Gather all lines in the entries below that include the word "text".

== Records supplied ==

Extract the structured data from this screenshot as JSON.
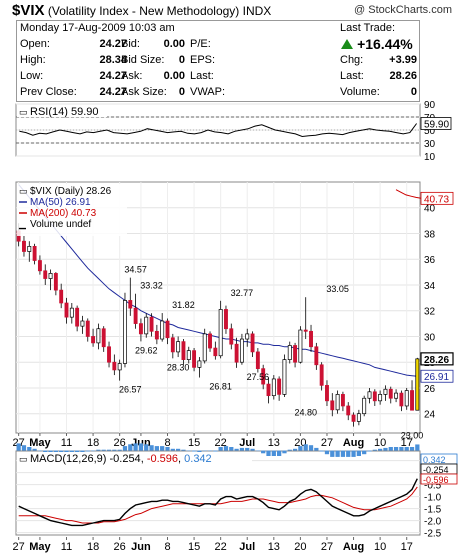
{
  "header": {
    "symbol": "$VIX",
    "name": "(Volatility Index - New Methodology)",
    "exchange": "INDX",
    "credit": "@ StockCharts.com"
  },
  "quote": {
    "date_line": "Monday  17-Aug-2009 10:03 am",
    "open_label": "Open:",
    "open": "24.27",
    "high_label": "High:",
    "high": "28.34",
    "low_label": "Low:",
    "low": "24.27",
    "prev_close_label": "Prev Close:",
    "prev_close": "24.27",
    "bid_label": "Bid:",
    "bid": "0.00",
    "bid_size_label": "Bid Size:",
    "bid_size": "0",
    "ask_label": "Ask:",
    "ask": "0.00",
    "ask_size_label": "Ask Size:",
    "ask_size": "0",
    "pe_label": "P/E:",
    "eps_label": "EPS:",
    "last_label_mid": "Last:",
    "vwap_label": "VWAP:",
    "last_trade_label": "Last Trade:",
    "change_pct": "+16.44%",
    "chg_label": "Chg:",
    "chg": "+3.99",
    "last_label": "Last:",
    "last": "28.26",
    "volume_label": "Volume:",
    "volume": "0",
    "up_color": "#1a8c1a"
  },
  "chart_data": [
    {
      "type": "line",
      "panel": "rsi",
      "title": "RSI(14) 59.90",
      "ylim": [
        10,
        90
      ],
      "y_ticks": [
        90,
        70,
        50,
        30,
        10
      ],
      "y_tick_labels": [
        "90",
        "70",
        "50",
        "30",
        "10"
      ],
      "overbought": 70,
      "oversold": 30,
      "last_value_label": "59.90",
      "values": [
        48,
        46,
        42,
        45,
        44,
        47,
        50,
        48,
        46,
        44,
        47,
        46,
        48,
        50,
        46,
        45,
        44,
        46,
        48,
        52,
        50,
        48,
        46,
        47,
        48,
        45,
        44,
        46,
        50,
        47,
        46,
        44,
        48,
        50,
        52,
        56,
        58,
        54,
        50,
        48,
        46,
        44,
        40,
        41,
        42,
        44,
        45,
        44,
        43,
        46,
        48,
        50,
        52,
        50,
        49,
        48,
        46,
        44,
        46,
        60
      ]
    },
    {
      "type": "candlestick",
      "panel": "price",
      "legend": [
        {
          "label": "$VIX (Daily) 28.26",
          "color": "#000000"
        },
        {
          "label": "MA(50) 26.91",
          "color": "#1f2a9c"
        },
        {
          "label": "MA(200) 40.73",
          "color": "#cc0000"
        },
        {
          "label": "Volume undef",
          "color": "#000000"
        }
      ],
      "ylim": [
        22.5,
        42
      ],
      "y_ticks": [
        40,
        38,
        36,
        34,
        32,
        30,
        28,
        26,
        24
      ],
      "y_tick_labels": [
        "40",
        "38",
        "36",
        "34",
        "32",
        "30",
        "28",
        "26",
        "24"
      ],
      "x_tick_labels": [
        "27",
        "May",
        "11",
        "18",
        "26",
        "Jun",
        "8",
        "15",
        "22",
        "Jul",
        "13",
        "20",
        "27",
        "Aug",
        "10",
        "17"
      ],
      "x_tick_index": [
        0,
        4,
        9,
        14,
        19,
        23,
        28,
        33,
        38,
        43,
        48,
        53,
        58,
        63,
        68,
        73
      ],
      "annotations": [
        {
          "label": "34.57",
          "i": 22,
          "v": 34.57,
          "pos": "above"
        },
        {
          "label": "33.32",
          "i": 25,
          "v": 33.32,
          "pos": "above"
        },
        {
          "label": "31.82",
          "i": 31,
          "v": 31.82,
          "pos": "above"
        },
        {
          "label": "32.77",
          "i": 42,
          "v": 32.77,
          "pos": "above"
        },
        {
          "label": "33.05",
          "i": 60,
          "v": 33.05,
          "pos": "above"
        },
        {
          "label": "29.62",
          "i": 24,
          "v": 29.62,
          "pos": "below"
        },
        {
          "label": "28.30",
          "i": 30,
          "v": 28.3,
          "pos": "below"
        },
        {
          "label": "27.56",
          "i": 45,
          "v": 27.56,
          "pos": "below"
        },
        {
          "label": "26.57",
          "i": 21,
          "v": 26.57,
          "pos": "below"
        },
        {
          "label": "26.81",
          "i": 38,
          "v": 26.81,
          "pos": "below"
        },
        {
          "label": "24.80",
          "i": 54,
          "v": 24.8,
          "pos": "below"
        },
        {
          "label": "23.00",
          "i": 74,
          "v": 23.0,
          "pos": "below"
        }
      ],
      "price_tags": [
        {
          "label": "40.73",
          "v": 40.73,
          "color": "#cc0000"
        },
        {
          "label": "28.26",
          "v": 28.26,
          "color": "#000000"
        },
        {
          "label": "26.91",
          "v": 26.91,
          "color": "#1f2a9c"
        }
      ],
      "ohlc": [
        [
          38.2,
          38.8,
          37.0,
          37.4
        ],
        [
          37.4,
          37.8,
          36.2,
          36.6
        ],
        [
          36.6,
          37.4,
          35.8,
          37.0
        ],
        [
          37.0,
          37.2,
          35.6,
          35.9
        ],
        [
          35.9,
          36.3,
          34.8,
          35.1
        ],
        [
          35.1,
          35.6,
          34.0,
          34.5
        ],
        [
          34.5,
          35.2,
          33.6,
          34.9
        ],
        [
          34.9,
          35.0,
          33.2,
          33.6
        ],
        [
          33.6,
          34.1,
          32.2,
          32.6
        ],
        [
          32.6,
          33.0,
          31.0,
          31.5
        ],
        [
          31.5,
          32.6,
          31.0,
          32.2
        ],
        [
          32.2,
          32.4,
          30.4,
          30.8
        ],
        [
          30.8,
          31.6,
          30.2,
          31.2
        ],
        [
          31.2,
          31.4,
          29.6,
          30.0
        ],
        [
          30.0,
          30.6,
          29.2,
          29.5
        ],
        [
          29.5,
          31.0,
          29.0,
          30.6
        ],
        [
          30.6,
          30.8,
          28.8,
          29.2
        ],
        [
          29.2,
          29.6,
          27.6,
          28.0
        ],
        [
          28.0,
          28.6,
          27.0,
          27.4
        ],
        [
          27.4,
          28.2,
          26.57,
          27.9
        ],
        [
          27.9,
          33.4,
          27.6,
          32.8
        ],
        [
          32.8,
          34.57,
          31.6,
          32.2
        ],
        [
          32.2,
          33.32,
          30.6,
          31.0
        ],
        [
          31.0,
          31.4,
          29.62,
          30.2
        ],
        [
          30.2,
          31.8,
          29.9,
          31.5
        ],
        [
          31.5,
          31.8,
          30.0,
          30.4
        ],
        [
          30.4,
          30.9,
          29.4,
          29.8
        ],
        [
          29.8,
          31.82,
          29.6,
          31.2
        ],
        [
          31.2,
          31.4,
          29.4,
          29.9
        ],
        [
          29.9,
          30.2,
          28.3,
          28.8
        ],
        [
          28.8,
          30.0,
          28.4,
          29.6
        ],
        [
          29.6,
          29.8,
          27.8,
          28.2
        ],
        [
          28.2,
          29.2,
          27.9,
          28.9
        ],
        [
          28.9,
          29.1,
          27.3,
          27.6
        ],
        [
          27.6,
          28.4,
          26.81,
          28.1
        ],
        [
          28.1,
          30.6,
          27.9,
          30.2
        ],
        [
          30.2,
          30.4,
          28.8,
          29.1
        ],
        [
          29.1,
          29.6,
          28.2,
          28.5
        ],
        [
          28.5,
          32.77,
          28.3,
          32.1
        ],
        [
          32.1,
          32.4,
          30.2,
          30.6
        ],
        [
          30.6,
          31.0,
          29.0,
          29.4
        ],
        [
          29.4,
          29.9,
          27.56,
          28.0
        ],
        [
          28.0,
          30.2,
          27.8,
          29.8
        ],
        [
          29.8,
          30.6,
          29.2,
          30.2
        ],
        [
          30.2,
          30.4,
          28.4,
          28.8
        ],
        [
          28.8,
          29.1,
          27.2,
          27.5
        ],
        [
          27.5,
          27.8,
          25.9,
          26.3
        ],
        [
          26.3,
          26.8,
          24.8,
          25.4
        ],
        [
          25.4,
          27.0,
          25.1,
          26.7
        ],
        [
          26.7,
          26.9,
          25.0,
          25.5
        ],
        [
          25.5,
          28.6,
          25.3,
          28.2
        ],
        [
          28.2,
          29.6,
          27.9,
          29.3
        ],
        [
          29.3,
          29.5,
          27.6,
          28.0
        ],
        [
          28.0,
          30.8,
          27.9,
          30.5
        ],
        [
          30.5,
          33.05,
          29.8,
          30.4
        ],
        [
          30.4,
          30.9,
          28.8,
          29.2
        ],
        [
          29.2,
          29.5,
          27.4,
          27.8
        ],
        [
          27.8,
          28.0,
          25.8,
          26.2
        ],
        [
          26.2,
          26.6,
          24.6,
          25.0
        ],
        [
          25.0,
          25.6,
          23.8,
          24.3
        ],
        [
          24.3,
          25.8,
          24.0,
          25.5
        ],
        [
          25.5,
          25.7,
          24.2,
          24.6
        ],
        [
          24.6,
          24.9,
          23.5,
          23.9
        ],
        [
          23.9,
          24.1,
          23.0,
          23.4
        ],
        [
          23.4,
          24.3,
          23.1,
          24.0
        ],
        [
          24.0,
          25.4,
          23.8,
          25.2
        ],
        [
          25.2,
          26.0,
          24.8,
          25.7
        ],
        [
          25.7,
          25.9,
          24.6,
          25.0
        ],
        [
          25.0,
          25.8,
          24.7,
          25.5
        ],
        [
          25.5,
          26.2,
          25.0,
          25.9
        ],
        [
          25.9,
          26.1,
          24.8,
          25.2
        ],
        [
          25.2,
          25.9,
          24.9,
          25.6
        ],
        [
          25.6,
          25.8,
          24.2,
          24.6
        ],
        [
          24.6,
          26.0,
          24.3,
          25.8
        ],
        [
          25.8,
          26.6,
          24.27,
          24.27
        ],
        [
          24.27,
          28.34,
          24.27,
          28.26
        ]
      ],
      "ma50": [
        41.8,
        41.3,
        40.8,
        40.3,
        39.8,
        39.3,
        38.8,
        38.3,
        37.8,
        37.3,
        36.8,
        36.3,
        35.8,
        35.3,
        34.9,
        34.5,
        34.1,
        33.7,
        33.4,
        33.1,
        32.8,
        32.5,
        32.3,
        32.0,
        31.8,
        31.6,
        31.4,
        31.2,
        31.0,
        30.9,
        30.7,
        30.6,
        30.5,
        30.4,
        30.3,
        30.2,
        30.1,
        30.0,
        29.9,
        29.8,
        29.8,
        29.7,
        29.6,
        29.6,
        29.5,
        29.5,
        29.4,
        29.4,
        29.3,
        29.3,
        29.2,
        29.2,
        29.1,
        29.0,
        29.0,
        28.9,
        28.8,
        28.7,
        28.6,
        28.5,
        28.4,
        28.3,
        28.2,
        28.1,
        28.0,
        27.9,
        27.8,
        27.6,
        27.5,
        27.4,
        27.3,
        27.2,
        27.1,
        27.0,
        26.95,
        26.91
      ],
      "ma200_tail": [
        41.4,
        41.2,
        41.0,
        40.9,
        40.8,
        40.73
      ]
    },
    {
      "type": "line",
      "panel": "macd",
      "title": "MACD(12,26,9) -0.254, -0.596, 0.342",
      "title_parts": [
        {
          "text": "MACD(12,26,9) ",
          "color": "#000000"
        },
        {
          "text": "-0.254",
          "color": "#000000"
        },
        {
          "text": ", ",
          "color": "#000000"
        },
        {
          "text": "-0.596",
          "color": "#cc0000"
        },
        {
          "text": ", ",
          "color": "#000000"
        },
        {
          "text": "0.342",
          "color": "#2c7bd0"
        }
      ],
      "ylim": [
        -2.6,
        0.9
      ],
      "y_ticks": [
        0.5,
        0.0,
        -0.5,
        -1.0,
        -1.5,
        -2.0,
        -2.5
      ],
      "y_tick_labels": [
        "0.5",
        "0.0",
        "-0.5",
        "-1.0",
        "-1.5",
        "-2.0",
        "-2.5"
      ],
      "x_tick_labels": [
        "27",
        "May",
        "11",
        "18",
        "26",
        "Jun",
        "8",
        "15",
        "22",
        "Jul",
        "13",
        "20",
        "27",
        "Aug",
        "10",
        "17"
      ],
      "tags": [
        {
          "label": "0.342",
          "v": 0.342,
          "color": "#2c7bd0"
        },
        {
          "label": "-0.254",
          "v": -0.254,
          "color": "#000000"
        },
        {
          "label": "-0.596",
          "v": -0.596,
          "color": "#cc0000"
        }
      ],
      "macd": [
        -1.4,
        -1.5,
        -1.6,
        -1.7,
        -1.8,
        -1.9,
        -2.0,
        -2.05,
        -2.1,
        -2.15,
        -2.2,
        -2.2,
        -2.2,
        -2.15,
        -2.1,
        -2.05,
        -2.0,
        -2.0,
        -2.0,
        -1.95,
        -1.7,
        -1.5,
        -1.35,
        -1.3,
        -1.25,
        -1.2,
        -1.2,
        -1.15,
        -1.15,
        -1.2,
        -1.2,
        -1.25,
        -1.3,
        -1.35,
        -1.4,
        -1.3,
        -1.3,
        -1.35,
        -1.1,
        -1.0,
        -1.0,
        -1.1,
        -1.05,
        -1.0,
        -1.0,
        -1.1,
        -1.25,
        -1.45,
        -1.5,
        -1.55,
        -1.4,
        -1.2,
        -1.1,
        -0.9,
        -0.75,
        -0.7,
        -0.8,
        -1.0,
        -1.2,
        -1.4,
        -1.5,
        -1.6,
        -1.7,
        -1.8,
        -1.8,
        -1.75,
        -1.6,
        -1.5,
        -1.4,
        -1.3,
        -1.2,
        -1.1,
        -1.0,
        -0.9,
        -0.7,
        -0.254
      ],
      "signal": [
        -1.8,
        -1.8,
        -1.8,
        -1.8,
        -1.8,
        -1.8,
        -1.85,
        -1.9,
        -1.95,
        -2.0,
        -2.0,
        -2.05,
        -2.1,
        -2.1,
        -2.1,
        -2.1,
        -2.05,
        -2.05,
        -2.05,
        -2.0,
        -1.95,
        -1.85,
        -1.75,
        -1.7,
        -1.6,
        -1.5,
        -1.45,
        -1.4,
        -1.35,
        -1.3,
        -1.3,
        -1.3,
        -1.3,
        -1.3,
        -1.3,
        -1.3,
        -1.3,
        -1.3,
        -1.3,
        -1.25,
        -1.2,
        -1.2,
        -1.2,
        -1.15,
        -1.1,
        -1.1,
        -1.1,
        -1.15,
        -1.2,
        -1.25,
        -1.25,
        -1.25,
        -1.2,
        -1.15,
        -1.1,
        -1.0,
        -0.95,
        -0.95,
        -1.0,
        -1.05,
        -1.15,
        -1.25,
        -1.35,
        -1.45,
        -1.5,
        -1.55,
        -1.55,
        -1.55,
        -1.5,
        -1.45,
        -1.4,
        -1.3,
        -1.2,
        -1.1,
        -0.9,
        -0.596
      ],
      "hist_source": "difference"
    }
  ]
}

===

• _Solution to the exercise_
          "text": "MACD(12,26,9) ",
          "text": "-0.254",
          "text": ", ",
          "text": "-0.596",
          "text": ", ",
          "text": "0.342",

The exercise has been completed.